Records to use START

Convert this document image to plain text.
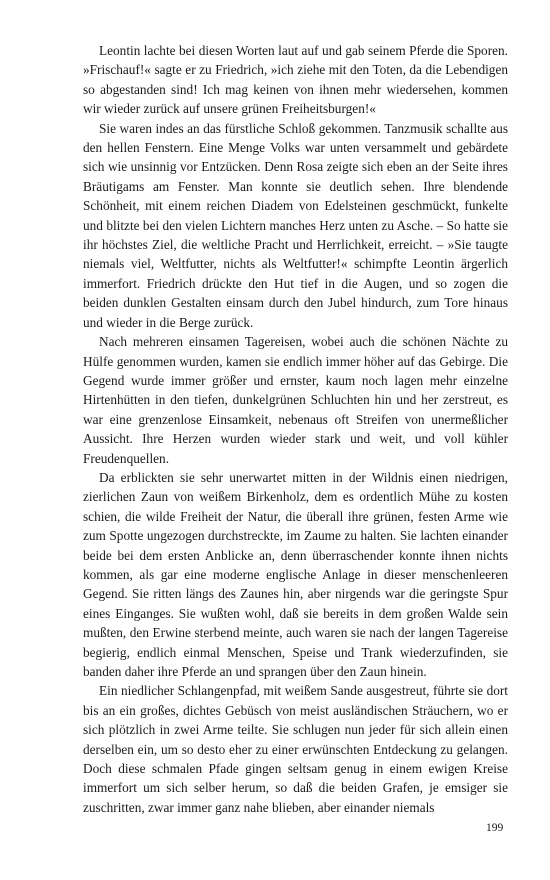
Leontin lachte bei diesen Worten laut auf und gab seinem Pferde die Sporen. »Frischauf!« sagte er zu Friedrich, »ich ziehe mit den Toten, da die Lebendigen so abgestanden sind! Ich mag keinen von ihnen mehr wiedersehen, kommen wir wieder zurück auf unsere grünen Freiheitsburgen!«

Sie waren indes an das fürstliche Schloß gekommen. Tanzmusik schallte aus den hellen Fenstern. Eine Menge Volks war unten versammelt und gebärdete sich wie unsinnig vor Entzücken. Denn Rosa zeigte sich eben an der Seite ihres Bräutigams am Fenster. Man konnte sie deutlich sehen. Ihre blendende Schönheit, mit einem reichen Diadem von Edelsteinen geschmückt, funkelte und blitzte bei den vielen Lichtern manches Herz unten zu Asche. – So hatte sie ihr höchstes Ziel, die weltliche Pracht und Herrlichkeit, erreicht. – »Sie taugte niemals viel, Weltfutter, nichts als Weltfutter!« schimpfte Leontin ärgerlich immerfort. Friedrich drückte den Hut tief in die Augen, und so zogen die beiden dunklen Gestalten einsam durch den Jubel hindurch, zum Tore hinaus und wieder in die Berge zurück.

Nach mehreren einsamen Tagereisen, wobei auch die schönen Nächte zu Hülfe genommen wurden, kamen sie endlich immer höher auf das Gebirge. Die Gegend wurde immer größer und ernster, kaum noch lagen mehr einzelne Hirtenhütten in den tiefen, dunkelgrünen Schluchten hin und her zerstreut, es war eine grenzenlose Einsamkeit, nebenaus oft Streifen von unermeßlicher Aussicht. Ihre Herzen wurden wieder stark und weit, und voll kühler Freudenquellen.

Da erblickten sie sehr unerwartet mitten in der Wildnis einen niedrigen, zierlichen Zaun von weißem Birkenholz, dem es ordentlich Mühe zu kosten schien, die wilde Freiheit der Natur, die überall ihre grünen, festen Arme wie zum Spotte ungezogen durchstreckte, im Zaume zu halten. Sie lachten einander beide bei dem ersten Anblicke an, denn überraschender konnte ihnen nichts kommen, als gar eine moderne englische Anlage in dieser menschenleeren Gegend. Sie ritten längs des Zaunes hin, aber nirgends war die geringste Spur eines Einganges. Sie wußten wohl, daß sie bereits in dem großen Walde sein mußten, den Erwine sterbend meinte, auch waren sie nach der langen Tagereise begierig, endlich einmal Menschen, Speise und Trank wiederzufinden, sie banden daher ihre Pferde an und sprangen über den Zaun hinein.

Ein niedlicher Schlangenpfad, mit weißem Sande ausgestreut, führte sie dort bis an ein großes, dichtes Gebüsch von meist ausländischen Sträuchern, wo er sich plötzlich in zwei Arme teilte. Sie schlugen nun jeder für sich allein einen derselben ein, um so desto eher zu einer erwünschten Entdeckung zu gelangen. Doch diese schmalen Pfade gingen seltsam genug in einem ewigen Kreise immerfort um sich selber herum, so daß die beiden Grafen, je emsiger sie zuschritten, zwar immer ganz nahe blieben, aber einander niemals

199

Records to use END

To do
Filter the data above, keeping only lines that include the string "Pferde".

Answer box
Leontin lachte bei diesen Worten laut auf und gab seinem Pferde die Sporen. »Frischauf!« sagte er zu Friedrich, »ich ziehe mit den Toten, da die Lebendigen so abgestanden sind! Ich mag keinen von ihnen mehr wiedersehen, kommen wir wieder zurück auf unsere grünen Freiheitsburgen!«
Da erblickten sie sehr unerwartet mitten in der Wildnis einen niedrigen, zierlichen Zaun von weißem Birkenholz, dem es ordentlich Mühe zu kosten schien, die wilde Freiheit der Natur, die überall ihre grünen, festen Arme wie zum Spotte ungezogen durchstreckte, im Zaume zu halten. Sie lachten einander beide bei dem ersten Anblicke an, denn überraschender konnte ihnen nichts kommen, als gar eine moderne englische Anlage in dieser menschenleeren Gegend. Sie ritten längs des Zaunes hin, aber nirgends war die geringste Spur eines Einganges. Sie wußten wohl, daß sie bereits in dem großen Walde sein mußten, den Erwine sterbend meinte, auch waren sie nach der langen Tagereise begierig, endlich einmal Menschen, Speise und Trank wiederzufinden, sie banden daher ihre Pferde an und sprangen über den Zaun hinein.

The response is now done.